Using the listing below, extract each line that has the word "document" in it.

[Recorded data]

• • • • • • •

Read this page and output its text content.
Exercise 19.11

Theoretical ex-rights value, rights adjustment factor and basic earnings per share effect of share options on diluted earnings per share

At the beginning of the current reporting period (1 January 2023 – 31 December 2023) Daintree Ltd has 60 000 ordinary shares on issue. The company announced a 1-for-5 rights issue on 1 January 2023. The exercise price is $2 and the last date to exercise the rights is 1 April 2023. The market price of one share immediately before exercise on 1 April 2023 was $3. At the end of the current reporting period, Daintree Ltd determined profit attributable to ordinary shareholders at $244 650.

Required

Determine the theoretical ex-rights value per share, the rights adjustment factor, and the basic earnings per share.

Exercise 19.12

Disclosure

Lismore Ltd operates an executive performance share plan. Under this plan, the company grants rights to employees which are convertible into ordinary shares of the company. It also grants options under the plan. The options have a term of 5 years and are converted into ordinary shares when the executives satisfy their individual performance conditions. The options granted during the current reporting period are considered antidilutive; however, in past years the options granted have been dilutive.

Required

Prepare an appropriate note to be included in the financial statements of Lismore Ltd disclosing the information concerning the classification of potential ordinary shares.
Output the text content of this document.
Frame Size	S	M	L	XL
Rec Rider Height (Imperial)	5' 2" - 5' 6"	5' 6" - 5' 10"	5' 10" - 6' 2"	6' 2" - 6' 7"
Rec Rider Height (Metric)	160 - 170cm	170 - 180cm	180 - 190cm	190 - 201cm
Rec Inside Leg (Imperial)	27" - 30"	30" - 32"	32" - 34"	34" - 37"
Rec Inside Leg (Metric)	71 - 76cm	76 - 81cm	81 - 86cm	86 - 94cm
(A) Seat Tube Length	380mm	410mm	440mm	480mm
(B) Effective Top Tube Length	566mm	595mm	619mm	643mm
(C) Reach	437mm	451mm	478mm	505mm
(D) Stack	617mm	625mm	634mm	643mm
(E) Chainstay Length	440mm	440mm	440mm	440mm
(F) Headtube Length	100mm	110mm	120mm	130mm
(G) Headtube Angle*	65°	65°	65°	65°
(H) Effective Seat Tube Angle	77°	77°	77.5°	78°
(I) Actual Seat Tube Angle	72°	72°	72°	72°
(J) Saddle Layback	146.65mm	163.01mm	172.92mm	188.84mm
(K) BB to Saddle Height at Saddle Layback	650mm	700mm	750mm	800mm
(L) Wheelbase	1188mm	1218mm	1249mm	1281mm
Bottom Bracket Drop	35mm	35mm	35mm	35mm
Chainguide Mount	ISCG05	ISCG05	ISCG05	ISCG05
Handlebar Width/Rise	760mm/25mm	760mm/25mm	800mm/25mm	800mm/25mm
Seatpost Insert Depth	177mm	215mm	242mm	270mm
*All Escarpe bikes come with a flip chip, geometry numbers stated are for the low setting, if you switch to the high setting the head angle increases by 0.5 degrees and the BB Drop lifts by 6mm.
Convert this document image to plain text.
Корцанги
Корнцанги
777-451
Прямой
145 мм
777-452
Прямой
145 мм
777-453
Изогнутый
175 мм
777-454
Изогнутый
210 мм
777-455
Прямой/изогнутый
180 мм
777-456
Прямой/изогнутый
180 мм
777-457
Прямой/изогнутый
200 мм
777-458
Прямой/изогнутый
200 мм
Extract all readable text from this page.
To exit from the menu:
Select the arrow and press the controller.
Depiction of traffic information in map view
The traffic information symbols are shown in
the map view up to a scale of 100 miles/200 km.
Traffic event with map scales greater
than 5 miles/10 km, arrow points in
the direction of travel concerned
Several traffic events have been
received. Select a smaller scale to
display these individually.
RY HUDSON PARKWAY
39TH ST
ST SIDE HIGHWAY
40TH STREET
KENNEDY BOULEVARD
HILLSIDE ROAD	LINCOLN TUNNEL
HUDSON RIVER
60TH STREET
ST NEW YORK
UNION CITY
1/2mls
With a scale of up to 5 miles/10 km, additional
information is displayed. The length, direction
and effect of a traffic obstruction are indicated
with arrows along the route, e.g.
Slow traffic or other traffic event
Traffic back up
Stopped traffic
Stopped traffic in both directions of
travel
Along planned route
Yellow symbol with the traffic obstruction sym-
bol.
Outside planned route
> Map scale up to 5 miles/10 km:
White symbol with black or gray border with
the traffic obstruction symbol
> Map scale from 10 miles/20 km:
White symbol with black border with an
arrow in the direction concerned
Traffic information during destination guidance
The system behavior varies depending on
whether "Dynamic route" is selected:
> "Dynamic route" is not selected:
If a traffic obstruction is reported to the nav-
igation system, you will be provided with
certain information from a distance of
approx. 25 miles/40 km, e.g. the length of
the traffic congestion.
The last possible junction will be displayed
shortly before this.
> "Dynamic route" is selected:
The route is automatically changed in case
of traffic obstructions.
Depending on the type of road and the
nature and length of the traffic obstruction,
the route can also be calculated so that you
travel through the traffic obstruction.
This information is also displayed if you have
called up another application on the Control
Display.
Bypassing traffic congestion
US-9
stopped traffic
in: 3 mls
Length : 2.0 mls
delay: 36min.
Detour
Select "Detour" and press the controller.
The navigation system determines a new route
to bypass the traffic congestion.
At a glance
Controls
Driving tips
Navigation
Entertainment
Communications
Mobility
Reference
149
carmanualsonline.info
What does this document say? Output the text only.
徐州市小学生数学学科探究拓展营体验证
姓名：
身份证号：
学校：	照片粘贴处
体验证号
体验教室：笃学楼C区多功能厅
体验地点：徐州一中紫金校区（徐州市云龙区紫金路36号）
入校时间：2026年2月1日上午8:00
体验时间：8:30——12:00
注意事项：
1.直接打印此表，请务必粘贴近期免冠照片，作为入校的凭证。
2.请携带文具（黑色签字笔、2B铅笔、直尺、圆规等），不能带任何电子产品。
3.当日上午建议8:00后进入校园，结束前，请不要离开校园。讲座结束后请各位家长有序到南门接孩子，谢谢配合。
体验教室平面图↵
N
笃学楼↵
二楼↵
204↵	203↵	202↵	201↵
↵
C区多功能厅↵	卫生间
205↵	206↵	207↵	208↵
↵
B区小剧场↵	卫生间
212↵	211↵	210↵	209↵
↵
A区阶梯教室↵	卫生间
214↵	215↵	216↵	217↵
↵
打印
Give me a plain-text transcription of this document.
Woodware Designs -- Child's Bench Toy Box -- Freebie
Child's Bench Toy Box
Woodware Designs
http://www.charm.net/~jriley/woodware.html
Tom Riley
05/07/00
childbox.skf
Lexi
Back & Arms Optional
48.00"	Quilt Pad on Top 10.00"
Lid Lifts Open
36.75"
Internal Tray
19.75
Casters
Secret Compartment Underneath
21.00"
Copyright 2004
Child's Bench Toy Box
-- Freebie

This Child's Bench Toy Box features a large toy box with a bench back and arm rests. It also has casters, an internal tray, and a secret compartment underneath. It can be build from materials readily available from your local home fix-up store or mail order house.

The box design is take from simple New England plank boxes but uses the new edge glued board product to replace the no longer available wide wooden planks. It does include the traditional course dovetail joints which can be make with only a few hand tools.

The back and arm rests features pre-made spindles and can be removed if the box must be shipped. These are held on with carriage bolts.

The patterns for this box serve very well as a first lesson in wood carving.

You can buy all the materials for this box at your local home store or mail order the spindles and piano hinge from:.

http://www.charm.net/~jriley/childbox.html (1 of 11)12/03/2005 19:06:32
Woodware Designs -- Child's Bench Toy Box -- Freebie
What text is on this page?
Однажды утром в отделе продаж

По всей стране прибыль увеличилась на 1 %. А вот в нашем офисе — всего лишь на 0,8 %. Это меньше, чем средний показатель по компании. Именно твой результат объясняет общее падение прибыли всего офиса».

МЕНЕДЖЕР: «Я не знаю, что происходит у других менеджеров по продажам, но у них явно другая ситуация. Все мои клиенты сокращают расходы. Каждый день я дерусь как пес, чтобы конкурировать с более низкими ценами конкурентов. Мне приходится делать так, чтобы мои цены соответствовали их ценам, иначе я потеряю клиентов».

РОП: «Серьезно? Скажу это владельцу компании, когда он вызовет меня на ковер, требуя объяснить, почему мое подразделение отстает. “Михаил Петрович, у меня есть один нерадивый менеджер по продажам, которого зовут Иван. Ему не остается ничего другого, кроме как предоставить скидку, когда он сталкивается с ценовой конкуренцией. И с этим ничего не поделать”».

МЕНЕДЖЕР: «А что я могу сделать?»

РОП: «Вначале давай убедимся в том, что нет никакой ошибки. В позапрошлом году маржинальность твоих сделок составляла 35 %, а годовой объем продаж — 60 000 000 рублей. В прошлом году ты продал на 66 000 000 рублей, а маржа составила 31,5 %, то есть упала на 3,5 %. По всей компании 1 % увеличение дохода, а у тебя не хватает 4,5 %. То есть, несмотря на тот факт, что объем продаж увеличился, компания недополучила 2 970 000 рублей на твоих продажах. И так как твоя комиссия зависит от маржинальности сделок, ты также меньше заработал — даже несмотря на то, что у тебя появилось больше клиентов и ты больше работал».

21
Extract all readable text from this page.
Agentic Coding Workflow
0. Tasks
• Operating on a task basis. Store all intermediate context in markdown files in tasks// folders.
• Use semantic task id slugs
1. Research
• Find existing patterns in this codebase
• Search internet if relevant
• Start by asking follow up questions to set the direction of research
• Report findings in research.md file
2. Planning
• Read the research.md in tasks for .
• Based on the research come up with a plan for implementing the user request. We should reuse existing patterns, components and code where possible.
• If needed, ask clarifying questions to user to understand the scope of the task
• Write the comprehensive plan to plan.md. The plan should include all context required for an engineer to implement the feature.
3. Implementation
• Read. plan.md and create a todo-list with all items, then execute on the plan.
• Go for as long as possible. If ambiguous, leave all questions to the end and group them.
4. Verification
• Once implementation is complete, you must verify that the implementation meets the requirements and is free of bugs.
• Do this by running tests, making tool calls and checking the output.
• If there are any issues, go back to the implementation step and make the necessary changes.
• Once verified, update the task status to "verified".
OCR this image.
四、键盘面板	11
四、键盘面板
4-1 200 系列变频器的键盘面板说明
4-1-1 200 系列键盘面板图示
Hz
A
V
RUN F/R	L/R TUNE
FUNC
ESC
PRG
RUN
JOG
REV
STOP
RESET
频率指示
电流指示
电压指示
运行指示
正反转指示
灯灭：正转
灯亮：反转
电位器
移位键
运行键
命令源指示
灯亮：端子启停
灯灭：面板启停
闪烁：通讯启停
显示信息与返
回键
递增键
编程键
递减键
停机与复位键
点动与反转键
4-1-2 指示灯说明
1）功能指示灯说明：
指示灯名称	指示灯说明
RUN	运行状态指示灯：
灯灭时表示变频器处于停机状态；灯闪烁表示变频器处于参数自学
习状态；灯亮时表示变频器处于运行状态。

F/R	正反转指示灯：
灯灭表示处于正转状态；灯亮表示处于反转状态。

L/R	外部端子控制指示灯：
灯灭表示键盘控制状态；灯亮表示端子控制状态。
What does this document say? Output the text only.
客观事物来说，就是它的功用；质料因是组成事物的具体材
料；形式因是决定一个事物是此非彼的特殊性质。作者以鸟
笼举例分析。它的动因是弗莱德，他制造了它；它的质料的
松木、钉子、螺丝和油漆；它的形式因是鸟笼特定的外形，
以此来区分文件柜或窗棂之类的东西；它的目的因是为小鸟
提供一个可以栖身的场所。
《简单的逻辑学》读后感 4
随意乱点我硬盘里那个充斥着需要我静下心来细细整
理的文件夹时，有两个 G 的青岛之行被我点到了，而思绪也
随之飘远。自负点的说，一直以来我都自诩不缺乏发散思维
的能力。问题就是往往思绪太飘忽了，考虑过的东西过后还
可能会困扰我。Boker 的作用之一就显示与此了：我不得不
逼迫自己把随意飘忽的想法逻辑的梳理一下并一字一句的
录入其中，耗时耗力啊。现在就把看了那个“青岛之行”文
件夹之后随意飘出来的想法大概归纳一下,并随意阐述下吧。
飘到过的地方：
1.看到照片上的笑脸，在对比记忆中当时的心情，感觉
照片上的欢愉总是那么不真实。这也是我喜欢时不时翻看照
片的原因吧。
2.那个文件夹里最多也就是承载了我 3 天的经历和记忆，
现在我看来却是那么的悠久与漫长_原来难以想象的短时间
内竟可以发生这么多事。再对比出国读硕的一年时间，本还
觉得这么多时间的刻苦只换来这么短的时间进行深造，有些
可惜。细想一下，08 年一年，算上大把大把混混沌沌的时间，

• • • • • • •

-- Result of the exercise --
Output the text content of this document.
Convert this document image to plain text.
What does this document say? Output the text only.
Give me a plain-text transcription of this document.
What does this document say? Output the text only.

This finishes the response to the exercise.